→ **TEXT TO READ**:
[start]
Please help me analyze and structure this deal!

I am analyzing a deal that needs significant rehabbing. I have a potential private lender that may be willing to help me acquire the property. I’ve mentioned to him in the past that I am interested in real estate investing and he may be willing to help me. I am not sure (due to lack of experience) how to propose a fair offer and want to make sure this is a good opportunity.

The building in consideration is a 6 family each 2-bedrooms renting at $750 each (currently 4 are rented, 2 vacant). I know the area fairly well, it’s a good neighborhood and this building is clearly the sore thumb which I’m sure the neighbors dislike. I think that once renovated, the rents could go up to $900 a month (the average in the area for a 2 bedroom goes for $850-$1000).

I believe it needs $125K in repair and maintenance to bring up-to-date. I will have a GC visit property with me next time I go visit it but I would like to make the property solid for 5-10 years. It appears to need new roof, windows, furnaces, deleaded, landscaping, and better parking design. I think I would need to obtain the property for $175-200K to make the numbers work.
[end]
→ **TASKS TO PERFORM**:
• 1. Answer these questions from the post about the rehab deal:
(a) How many of the building's units are currently rented?
(b) How much does the writer believe the repairs and maintenance will cost?
(c) For what price range does the writer think the property must be obtained?
• 2. Quote the stretch of the post from "Please help me" through "goes for $850-$1000).".

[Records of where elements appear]
[start]
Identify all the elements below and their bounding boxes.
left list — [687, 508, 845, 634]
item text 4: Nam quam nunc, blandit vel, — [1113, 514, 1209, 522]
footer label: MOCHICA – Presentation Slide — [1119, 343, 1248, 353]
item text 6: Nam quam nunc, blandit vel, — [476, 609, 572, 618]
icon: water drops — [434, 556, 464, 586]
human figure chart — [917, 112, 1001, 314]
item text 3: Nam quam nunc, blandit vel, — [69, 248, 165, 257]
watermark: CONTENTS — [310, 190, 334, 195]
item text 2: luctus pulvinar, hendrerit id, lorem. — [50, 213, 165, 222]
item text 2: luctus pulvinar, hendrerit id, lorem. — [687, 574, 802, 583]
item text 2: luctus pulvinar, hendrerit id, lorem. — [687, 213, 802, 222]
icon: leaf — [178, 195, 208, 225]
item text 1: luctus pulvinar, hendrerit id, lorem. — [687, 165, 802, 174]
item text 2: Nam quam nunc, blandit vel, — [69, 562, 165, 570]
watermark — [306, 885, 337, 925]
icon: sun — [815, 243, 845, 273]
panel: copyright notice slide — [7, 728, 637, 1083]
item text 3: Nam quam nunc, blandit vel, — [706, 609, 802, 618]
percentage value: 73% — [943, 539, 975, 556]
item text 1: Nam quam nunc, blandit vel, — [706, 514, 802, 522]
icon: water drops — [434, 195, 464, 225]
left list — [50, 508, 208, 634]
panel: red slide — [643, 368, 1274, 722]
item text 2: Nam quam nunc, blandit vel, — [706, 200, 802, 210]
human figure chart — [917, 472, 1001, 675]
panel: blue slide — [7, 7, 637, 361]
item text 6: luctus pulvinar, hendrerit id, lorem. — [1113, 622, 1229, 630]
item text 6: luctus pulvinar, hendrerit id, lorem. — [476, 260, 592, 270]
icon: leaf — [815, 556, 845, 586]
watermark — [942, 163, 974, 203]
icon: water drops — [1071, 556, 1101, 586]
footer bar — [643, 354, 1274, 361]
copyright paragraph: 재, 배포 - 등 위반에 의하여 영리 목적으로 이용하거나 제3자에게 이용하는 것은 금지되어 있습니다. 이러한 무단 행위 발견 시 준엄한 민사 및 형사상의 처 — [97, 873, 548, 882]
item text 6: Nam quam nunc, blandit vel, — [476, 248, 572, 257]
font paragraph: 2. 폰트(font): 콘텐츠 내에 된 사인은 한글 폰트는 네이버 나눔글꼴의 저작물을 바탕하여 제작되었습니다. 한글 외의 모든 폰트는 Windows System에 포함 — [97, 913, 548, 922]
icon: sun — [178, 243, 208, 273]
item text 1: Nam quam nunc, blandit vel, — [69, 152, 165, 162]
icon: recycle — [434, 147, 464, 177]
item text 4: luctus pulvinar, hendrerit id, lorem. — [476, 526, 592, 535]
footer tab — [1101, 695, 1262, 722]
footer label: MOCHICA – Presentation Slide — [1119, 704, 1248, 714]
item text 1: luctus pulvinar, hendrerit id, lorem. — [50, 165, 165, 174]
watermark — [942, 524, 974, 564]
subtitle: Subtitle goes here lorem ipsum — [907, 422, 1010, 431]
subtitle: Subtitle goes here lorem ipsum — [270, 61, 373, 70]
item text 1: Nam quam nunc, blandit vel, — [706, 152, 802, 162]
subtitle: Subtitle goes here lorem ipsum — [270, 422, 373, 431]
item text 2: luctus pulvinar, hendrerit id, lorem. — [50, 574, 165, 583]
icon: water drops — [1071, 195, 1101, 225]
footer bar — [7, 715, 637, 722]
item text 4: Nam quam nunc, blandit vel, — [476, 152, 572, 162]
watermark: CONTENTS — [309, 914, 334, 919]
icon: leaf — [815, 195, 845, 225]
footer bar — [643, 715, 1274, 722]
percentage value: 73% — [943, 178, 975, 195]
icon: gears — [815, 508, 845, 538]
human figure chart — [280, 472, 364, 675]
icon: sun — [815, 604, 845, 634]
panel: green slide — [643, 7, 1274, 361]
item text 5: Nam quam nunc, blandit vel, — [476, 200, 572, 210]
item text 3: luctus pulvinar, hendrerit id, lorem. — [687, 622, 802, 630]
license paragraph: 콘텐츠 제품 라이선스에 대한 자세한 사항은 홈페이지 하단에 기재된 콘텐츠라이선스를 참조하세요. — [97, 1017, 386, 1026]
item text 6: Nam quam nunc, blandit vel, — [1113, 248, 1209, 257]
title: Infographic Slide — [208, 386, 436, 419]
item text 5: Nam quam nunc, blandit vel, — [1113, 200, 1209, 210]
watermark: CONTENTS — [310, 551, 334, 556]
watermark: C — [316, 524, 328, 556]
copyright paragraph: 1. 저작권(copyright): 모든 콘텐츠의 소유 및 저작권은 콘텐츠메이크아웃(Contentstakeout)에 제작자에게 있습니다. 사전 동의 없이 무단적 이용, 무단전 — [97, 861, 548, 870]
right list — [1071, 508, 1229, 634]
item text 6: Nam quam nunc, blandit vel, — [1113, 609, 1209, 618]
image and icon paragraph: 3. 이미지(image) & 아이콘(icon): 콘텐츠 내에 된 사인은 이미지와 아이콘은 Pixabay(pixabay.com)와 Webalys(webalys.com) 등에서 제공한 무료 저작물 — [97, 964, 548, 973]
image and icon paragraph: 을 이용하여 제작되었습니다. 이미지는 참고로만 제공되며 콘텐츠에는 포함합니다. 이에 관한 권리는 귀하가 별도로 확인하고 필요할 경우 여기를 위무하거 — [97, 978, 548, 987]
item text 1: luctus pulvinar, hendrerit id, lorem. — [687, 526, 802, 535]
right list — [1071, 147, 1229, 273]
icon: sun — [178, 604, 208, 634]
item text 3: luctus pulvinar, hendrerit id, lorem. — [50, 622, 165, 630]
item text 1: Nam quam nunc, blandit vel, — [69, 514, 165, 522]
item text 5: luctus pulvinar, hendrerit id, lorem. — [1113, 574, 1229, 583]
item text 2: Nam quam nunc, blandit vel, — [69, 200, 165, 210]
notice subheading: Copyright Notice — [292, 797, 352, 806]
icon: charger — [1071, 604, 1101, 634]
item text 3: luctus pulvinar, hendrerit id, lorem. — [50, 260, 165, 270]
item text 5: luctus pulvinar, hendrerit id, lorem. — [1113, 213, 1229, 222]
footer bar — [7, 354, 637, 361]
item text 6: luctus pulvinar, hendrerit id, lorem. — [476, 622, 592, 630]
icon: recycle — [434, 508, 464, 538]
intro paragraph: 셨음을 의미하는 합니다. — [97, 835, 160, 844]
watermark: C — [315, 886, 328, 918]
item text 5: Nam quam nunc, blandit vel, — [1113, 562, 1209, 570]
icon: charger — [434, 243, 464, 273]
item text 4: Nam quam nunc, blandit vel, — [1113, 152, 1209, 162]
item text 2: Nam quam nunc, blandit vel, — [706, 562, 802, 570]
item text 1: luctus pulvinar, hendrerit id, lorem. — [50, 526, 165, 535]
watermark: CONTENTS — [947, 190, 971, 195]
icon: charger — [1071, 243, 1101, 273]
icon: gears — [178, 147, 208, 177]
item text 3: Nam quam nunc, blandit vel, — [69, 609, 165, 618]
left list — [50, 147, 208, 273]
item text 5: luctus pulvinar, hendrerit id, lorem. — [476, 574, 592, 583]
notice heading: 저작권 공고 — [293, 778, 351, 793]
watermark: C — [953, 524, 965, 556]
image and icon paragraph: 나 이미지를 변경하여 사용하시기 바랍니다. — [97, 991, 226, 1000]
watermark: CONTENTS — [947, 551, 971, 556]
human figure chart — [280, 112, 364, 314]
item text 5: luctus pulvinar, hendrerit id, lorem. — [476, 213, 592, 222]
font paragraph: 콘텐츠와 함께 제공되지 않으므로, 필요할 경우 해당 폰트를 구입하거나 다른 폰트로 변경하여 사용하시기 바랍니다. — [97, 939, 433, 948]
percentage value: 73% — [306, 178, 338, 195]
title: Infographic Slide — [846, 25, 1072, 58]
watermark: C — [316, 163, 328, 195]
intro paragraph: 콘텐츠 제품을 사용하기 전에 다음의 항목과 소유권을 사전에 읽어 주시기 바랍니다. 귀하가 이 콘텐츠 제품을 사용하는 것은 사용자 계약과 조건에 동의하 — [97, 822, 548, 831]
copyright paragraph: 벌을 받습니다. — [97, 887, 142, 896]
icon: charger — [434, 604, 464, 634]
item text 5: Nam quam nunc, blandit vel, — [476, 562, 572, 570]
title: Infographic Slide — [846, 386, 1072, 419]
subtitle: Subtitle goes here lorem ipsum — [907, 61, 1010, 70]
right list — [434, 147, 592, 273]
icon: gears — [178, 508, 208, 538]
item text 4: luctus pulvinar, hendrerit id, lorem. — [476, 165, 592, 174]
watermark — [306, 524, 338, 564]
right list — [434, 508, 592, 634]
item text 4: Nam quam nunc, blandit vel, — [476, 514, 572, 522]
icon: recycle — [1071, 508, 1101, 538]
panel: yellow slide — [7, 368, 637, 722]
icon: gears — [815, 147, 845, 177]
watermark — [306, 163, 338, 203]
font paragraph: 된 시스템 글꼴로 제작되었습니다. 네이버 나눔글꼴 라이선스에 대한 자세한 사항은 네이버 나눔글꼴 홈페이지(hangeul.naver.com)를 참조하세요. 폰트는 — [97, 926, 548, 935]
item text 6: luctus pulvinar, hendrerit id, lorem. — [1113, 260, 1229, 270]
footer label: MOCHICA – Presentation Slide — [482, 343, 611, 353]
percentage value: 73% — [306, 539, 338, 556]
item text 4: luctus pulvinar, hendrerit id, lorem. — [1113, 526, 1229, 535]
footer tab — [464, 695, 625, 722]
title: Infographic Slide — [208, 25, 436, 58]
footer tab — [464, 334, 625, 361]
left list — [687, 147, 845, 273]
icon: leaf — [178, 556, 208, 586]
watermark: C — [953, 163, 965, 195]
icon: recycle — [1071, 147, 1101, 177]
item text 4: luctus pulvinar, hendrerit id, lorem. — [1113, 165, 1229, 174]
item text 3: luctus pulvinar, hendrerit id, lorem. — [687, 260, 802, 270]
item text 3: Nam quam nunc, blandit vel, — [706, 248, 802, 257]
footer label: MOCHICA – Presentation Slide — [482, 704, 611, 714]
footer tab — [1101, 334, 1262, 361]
[end]
→ **RESPONSE LIST**:
• 1.
(a) Four of the six units are rented.
(b) $125K.
(c) $175-200K.

• 2.
Please help me analyze and structure this deal!

I am analyzing a deal that needs significant rehabbing. I have a potential private lender that may be willing to help me acquire the property. I’ve mentioned to him in the past that I am interested in real estate investing and he may be willing to help me. I am not sure (due to lack of experience) how to propose a fair offer and want to make sure this is a good opportunity.

The building in consideration is a 6 family each 2-bedrooms renting at $750 each (currently 4 are rented, 2 vacant). I know the area fairly well, it’s a good neighborhood and this building is clearly the sore thumb which I’m sure the neighbors dislike. I think that once renovated, the rents could go up to $900 a month (the average in the area for a 2 bedroom goes for $850-$1000).